◆ Aim of the task
Print the entries below word for word; the pictures stay out of your copy.

◆ Excerpted records
— Start —
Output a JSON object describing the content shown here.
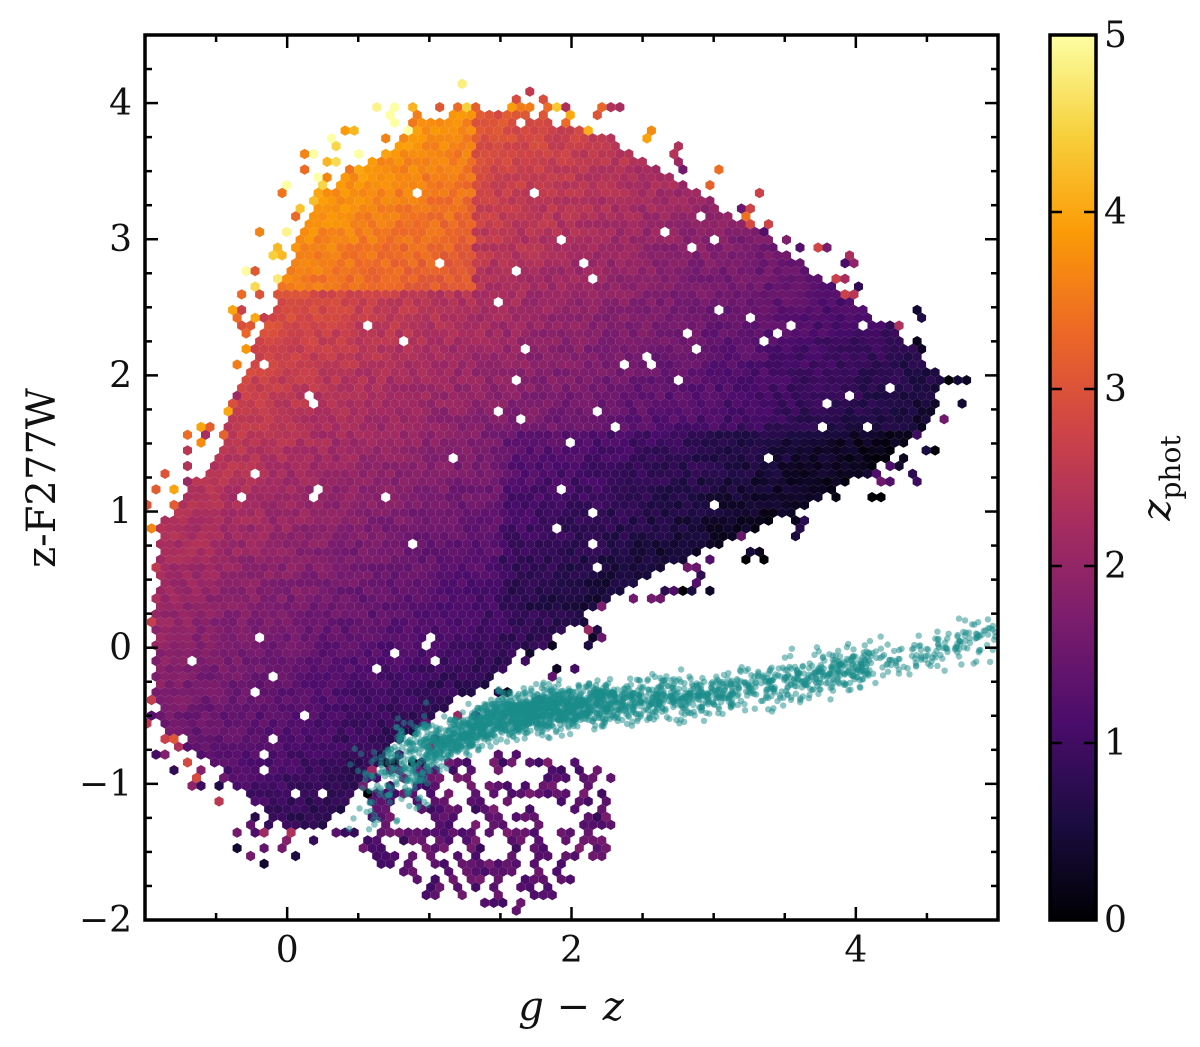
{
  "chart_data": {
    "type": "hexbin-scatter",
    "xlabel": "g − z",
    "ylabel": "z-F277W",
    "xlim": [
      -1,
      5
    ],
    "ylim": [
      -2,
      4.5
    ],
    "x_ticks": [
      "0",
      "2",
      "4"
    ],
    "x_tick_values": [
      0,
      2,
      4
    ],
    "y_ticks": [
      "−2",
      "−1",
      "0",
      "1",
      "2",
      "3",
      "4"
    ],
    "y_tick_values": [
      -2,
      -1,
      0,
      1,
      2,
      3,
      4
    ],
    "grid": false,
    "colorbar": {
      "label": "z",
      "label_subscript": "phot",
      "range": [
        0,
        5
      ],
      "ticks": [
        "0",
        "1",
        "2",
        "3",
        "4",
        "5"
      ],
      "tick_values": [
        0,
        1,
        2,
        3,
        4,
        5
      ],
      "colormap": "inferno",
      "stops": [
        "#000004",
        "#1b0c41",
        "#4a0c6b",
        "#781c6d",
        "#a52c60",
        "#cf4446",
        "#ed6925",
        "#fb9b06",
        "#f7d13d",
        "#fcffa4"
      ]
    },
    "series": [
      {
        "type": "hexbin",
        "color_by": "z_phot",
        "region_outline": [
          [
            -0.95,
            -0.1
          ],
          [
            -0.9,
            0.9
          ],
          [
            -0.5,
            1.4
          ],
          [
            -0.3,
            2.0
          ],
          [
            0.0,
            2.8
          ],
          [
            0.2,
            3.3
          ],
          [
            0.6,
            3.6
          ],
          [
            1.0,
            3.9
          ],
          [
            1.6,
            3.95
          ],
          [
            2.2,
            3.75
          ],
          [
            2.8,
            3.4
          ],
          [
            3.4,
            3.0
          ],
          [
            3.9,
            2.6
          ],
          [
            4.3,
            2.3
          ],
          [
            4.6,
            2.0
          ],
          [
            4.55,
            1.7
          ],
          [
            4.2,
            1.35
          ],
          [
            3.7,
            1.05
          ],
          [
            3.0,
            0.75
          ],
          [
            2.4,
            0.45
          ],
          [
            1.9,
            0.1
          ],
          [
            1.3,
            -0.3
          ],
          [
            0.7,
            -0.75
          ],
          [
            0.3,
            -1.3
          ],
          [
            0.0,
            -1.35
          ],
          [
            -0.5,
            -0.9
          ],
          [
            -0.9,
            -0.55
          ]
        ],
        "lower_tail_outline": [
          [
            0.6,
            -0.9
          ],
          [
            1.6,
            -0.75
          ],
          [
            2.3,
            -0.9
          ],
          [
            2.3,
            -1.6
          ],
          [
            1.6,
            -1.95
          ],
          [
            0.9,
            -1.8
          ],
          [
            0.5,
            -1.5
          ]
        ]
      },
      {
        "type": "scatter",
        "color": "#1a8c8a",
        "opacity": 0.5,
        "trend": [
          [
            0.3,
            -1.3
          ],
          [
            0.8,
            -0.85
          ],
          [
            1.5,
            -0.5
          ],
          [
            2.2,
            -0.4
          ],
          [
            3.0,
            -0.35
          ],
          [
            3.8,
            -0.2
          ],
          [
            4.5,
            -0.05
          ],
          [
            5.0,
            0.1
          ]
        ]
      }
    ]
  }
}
— End —
◆ Written response
Output a JSON object describing the content shown here.
{
  "chart_data": {
    "type": "hexbin-scatter",
    "xlabel": "g − z",
    "ylabel": "z-F277W",
    "xlim": [
      -1,
      5
    ],
    "ylim": [
      -2,
      4.5
    ],
    "x_ticks": [
      "0",
      "2",
      "4"
    ],
    "x_tick_values": [
      0,
      2,
      4
    ],
    "y_ticks": [
      "−2",
      "−1",
      "0",
      "1",
      "2",
      "3",
      "4"
    ],
    "y_tick_values": [
      -2,
      -1,
      0,
      1,
      2,
      3,
      4
    ],
    "grid": false,
    "colorbar": {
      "label": "z",
      "label_subscript": "phot",
      "range": [
        0,
        5
      ],
      "ticks": [
        "0",
        "1",
        "2",
        "3",
        "4",
        "5"
      ],
      "tick_values": [
        0,
        1,
        2,
        3,
        4,
        5
      ],
      "colormap": "inferno",
      "stops": [
        "#000004",
        "#1b0c41",
        "#4a0c6b",
        "#781c6d",
        "#a52c60",
        "#cf4446",
        "#ed6925",
        "#fb9b06",
        "#f7d13d",
        "#fcffa4"
      ]
    },
    "series": [
      {
        "type": "hexbin",
        "color_by": "z_phot",
        "region_outline": [
          [
            -0.95,
            -0.1
          ],
          [
            -0.9,
            0.9
          ],
          [
            -0.5,
            1.4
          ],
          [
            -0.3,
            2.0
          ],
          [
            0.0,
            2.8
          ],
          [
            0.2,
            3.3
          ],
          [
            0.6,
            3.6
          ],
          [
            1.0,
            3.9
          ],
          [
            1.6,
            3.95
          ],
          [
            2.2,
            3.75
          ],
          [
            2.8,
            3.4
          ],
          [
            3.4,
            3.0
          ],
          [
            3.9,
            2.6
          ],
          [
            4.3,
            2.3
          ],
          [
            4.6,
            2.0
          ],
          [
            4.55,
            1.7
          ],
          [
            4.2,
            1.35
          ],
          [
            3.7,
            1.05
          ],
          [
            3.0,
            0.75
          ],
          [
            2.4,
            0.45
          ],
          [
            1.9,
            0.1
          ],
          [
            1.3,
            -0.3
          ],
          [
            0.7,
            -0.75
          ],
          [
            0.3,
            -1.3
          ],
          [
            0.0,
            -1.35
          ],
          [
            -0.5,
            -0.9
          ],
          [
            -0.9,
            -0.55
          ]
        ],
        "lower_tail_outline": [
          [
            0.6,
            -0.9
          ],
          [
            1.6,
            -0.75
          ],
          [
            2.3,
            -0.9
          ],
          [
            2.3,
            -1.6
          ],
          [
            1.6,
            -1.95
          ],
          [
            0.9,
            -1.8
          ],
          [
            0.5,
            -1.5
          ]
        ]
      },
      {
        "type": "scatter",
        "color": "#1a8c8a",
        "opacity": 0.5,
        "trend": [
          [
            0.3,
            -1.3
          ],
          [
            0.8,
            -0.85
          ],
          [
            1.5,
            -0.5
          ],
          [
            2.2,
            -0.4
          ],
          [
            3.0,
            -0.35
          ],
          [
            3.8,
            -0.2
          ],
          [
            4.5,
            -0.05
          ],
          [
            5.0,
            0.1
          ]
        ]
      }
    ]
  }
}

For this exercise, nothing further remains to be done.